# SET PROBLEM:
Find the string "this" in the entries and copy each line that has it.

[Recorded data]
..........
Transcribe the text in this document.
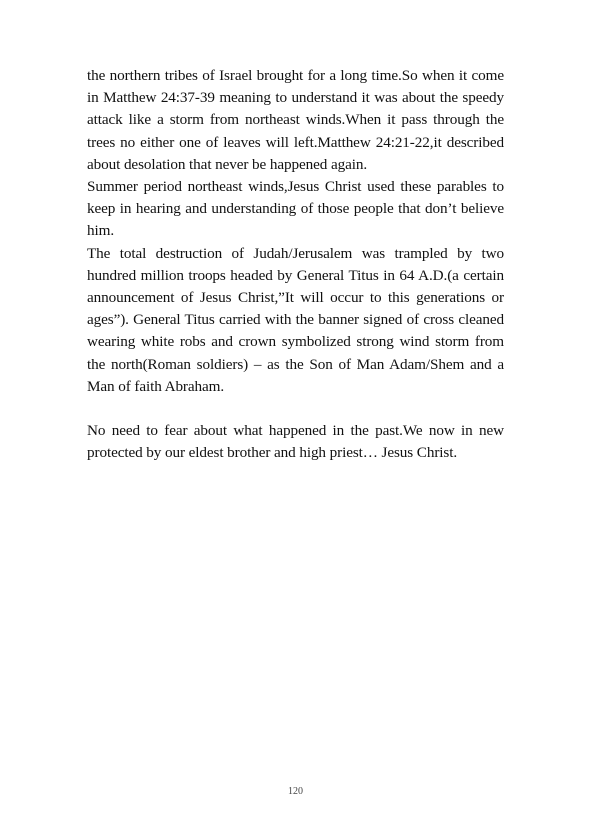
the northern tribes of Israel brought for a long time.So when it come in Matthew 24:37-39 meaning to understand it was about the speedy attack like a storm from northeast winds.When it pass through the trees no either one of leaves will left.Matthew 24:21-22,it described about desolation that never be happened again.

Summer period northeast winds,Jesus Christ used these parables to keep in hearing and understanding of those people that don’t believe him.

The total destruction of Judah/Jerusalem was trampled by two hundred million troops headed by General Titus in 64 A.D.(a certain announcement of Jesus Christ,”It will occur to this generations or ages”). General Titus carried with the banner signed of cross cleaned wearing white robs and crown symbolized strong wind storm from the north(Roman soldiers) – as the Son of Man Adam/Shem and a Man of faith Abraham.

No need to fear about what happened in the past.We now in new protected by our eldest brother and high priest… Jesus Christ.

120
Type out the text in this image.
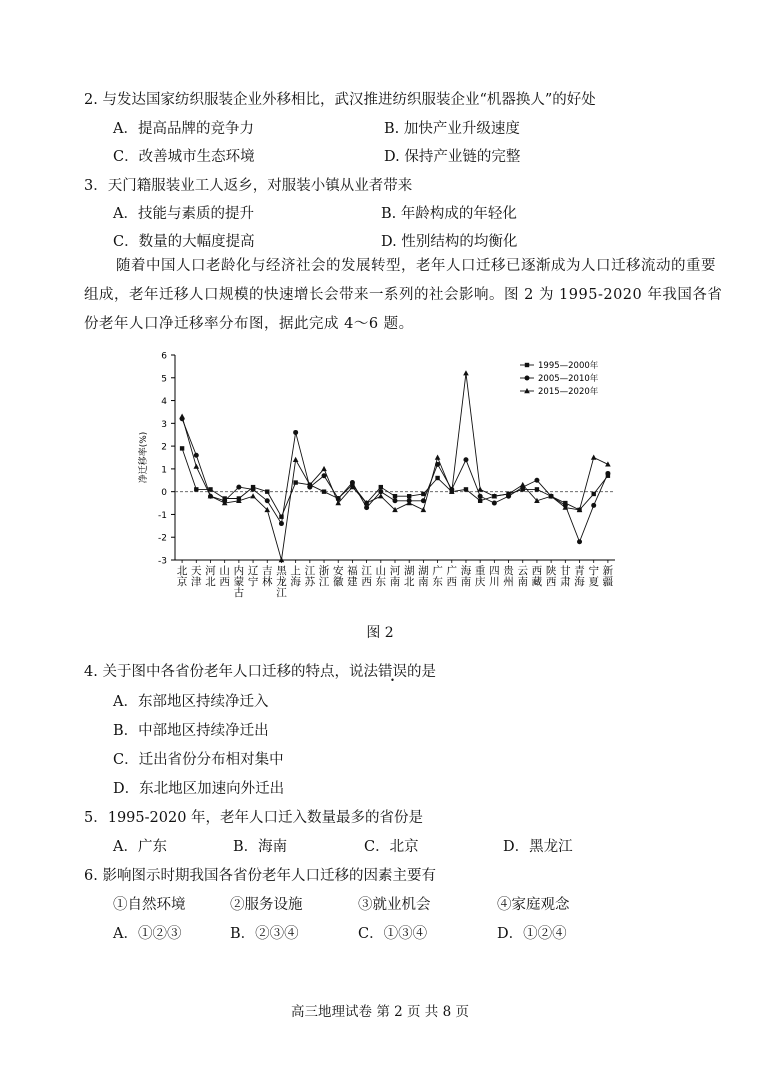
2. 与发达国家纺织服装企业外移相比，武汉推进纺织服装企业“机器换人”的好处
A．提高品牌的竞争力	B. 加快产业升级速度
C．改善城市生态环境	D. 保持产业链的完整
3．天门籍服装业工人返乡，对服装小镇从业者带来
A．技能与素质的提升	B. 年龄构成的年轻化
C．数量的大幅度提高	D. 性别结构的均衡化
随着中国人口老龄化与经济社会的发展转型，老年人口迁移已逐渐成为人口迁移流动的重要组成，老年迁移人口规模的快速增长会带来一系列的社会影响。图 2 为 1995-2020 年我国各省份老年人口净迁移率分布图，据此完成 4～6 题。
-3
-2
-1
0
1
2
3
4
5
6
净迁移率(%)
北京
天津
河北
山西
内蒙古
辽宁
吉林
黑龙江
上海
江苏
浙江
安徽
福建
江西
山东
河南
湖北
湖南
广东
广西
海南
重庆
四川
贵州
云南
西藏
陕西
甘肃
青海
宁夏
新疆
1995—2000年
2005—2010年
2015—2020年
图 2
4. 关于图中各省份老年人口迁移的特点，说法错误的是
A．东部地区持续净迁入
B．中部地区持续净迁出
C．迁出省份分布相对集中
D．东北地区加速向外迁出
5．1995-2020 年，老年人口迁入数量最多的省份是
A．广东	B．海南	C．北京	D．黑龙江
6. 影响图示时期我国各省份老年人口迁移的因素主要有
①自然环境	②服务设施	③就业机会	④家庭观念
A．①②③	B．②③④	C．①③④	D．①②④
高三地理试卷 第 2 页 共 8 页
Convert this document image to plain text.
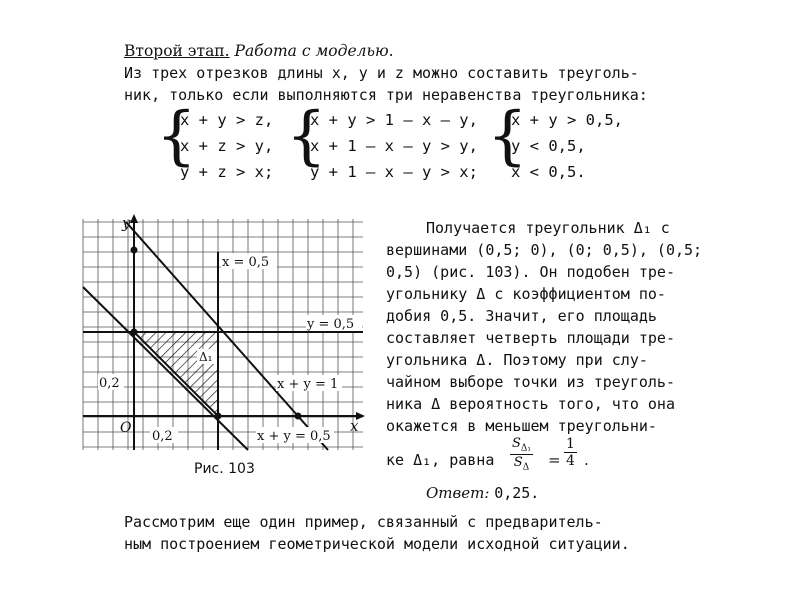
Второй этап. Работа с моделью.
Из трех отрезков длины x, y и z можно составить треуголь-
ник, только если выполняются три неравенства треугольника:
{
x + y > z,
x + z > y,
y + z > x; {
x + y > 1 – x – y,
x + 1 – x – y > y,
y + 1 – x – y > x; {
x + y > 0,5,
y < 0,5,
x < 0,5.
y
x
O
x = 0,5
y = 0,5
x + y = 1
x + y = 0,5
Δ₁
0,2
0,2
Рис. 103
Получается треугольник Δ₁ с
вершинами (0,5; 0), (0; 0,5), (0,5;
0,5) (рис. 103). Он подобен тре-
угольнику Δ с коэффициентом по-
добия 0,5. Значит, его площадь
составляет четверть площади тре-
угольника Δ. Поэтому при слу-
чайном выборе точки из треуголь-
ника Δ вероятность того, что она
окажется в меньшем треугольни-
ке Δ₁, равна $\frac{S_{\Delta_1}}{S_\Delta} = \frac{1}{4}$ .
Ответ: 0,25.
Рассмотрим еще один пример, связанный с предваритель-
ным построением геометрической модели исходной ситуации.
..........
# OUTPUT OF THE EXERCISE:
Transcribe the text in this document.
The total destruction of Judah/Jerusalem was trampled by two hundred million troops headed by General Titus in 64 A.D.(a certain announcement of Jesus Christ,”It will occur to this generations or ages”). General Titus carried with the banner signed of cross cleaned wearing white robs and crown symbolized strong wind storm from the north(Roman soldiers) – as the Son of Man Adam/Shem and a Man of faith Abraham.
Type out the text in this image.
Convert this document image to plain text.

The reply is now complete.